GIVEN RECORDS start

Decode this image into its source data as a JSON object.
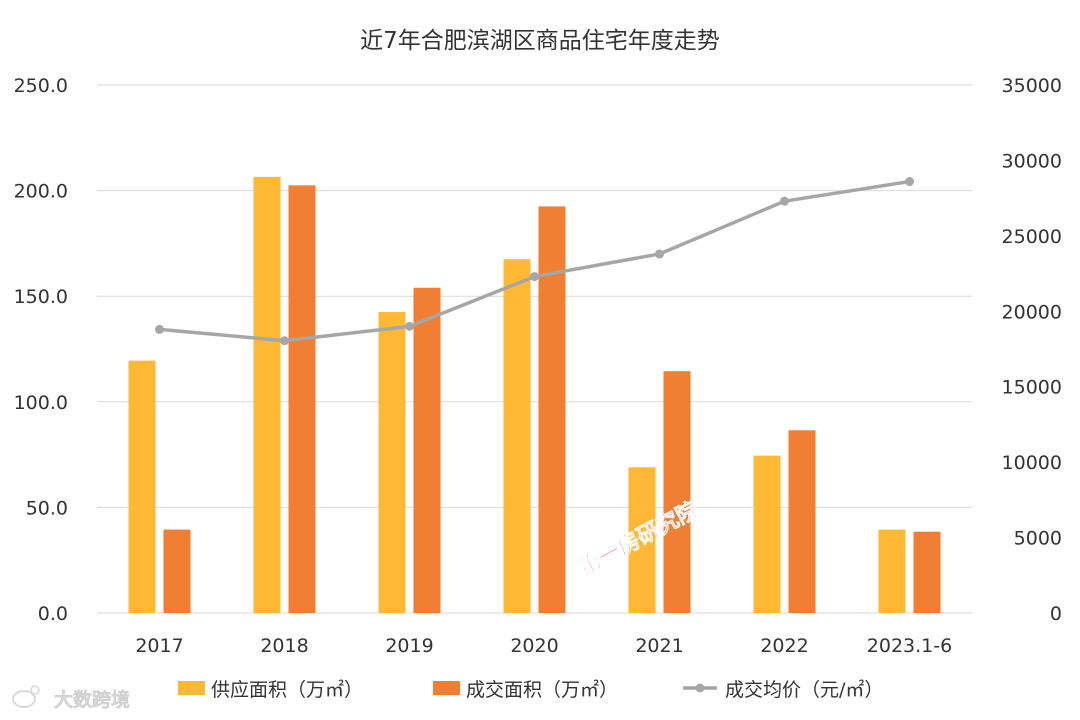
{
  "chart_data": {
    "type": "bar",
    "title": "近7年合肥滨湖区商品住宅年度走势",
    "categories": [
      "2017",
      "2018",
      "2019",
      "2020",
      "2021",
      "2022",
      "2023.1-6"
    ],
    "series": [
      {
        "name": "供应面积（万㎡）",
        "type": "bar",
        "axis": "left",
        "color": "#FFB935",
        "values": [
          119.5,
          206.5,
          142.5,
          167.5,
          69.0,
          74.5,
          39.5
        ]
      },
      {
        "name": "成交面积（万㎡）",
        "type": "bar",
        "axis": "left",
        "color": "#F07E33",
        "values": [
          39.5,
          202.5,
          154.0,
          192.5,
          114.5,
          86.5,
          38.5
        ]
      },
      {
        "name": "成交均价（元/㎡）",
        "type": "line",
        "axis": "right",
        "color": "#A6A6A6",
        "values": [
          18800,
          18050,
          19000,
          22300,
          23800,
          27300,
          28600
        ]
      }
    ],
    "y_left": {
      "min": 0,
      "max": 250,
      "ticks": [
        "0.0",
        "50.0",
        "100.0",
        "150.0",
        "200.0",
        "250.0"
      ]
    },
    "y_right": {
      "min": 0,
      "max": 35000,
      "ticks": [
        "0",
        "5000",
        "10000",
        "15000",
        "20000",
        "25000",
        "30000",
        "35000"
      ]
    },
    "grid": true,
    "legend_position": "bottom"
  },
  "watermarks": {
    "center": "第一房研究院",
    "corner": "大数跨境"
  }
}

GIVEN RECORDS end

> _WHAT YOU SHOULD DO_: Omit every picture, then repeat the remaining data exactly as it appears above.

> _RESULT_:
Decode this image into its source data as a JSON object.
{
  "chart_data": {
    "type": "bar",
    "title": "近7年合肥滨湖区商品住宅年度走势",
    "categories": [
      "2017",
      "2018",
      "2019",
      "2020",
      "2021",
      "2022",
      "2023.1-6"
    ],
    "series": [
      {
        "name": "供应面积（万㎡）",
        "type": "bar",
        "axis": "left",
        "color": "#FFB935",
        "values": [
          119.5,
          206.5,
          142.5,
          167.5,
          69.0,
          74.5,
          39.5
        ]
      },
      {
        "name": "成交面积（万㎡）",
        "type": "bar",
        "axis": "left",
        "color": "#F07E33",
        "values": [
          39.5,
          202.5,
          154.0,
          192.5,
          114.5,
          86.5,
          38.5
        ]
      },
      {
        "name": "成交均价（元/㎡）",
        "type": "line",
        "axis": "right",
        "color": "#A6A6A6",
        "values": [
          18800,
          18050,
          19000,
          22300,
          23800,
          27300,
          28600
        ]
      }
    ],
    "y_left": {
      "min": 0,
      "max": 250,
      "ticks": [
        "0.0",
        "50.0",
        "100.0",
        "150.0",
        "200.0",
        "250.0"
      ]
    },
    "y_right": {
      "min": 0,
      "max": 35000,
      "ticks": [
        "0",
        "5000",
        "10000",
        "15000",
        "20000",
        "25000",
        "30000",
        "35000"
      ]
    },
    "grid": true,
    "legend_position": "bottom"
  },
  "watermarks": {
    "center": "第一房研究院",
    "corner": "大数跨境"
  }
}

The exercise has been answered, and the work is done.